§ **Instructions for the task**
Check every line below for the string "JSON", and copy the lines that contain it.
— begin Recorded data —
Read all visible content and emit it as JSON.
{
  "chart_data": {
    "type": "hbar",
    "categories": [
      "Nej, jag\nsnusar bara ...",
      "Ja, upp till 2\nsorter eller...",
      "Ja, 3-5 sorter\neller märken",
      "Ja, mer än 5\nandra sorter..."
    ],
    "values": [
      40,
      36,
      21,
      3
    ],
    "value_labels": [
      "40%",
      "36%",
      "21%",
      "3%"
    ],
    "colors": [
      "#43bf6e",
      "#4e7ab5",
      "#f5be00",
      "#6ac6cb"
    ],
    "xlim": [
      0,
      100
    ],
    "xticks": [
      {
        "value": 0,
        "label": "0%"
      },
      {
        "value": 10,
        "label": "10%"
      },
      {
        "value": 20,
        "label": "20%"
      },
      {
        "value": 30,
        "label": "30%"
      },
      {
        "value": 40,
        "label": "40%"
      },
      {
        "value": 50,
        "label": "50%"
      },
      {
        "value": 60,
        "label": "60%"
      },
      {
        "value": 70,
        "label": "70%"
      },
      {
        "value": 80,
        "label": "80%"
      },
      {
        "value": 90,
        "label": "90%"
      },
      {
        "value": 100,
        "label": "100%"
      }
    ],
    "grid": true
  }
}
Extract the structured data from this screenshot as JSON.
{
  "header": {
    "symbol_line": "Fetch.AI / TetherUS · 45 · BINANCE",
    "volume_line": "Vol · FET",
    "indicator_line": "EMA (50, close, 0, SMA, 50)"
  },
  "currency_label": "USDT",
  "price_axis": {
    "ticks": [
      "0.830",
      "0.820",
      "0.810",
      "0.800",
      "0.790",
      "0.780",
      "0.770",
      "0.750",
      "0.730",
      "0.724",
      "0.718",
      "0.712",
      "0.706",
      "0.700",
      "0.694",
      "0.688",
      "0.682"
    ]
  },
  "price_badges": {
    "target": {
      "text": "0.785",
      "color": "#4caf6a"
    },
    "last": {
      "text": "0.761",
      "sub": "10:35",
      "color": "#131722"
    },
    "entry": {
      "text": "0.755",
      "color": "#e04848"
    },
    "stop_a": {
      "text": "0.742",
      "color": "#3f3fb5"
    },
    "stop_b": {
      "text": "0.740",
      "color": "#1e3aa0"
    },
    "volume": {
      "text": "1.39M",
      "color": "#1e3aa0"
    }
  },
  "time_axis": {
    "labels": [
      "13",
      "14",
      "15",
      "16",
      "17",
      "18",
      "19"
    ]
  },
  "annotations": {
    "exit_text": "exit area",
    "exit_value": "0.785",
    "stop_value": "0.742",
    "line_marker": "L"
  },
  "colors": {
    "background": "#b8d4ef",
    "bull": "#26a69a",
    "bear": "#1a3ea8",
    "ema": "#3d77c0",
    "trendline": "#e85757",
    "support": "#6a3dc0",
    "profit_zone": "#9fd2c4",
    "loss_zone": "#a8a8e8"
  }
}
— end Recorded data —
§ **Exercise result**
Read all visible content and emit it as JSON.
Extract the structured data from this screenshot as JSON.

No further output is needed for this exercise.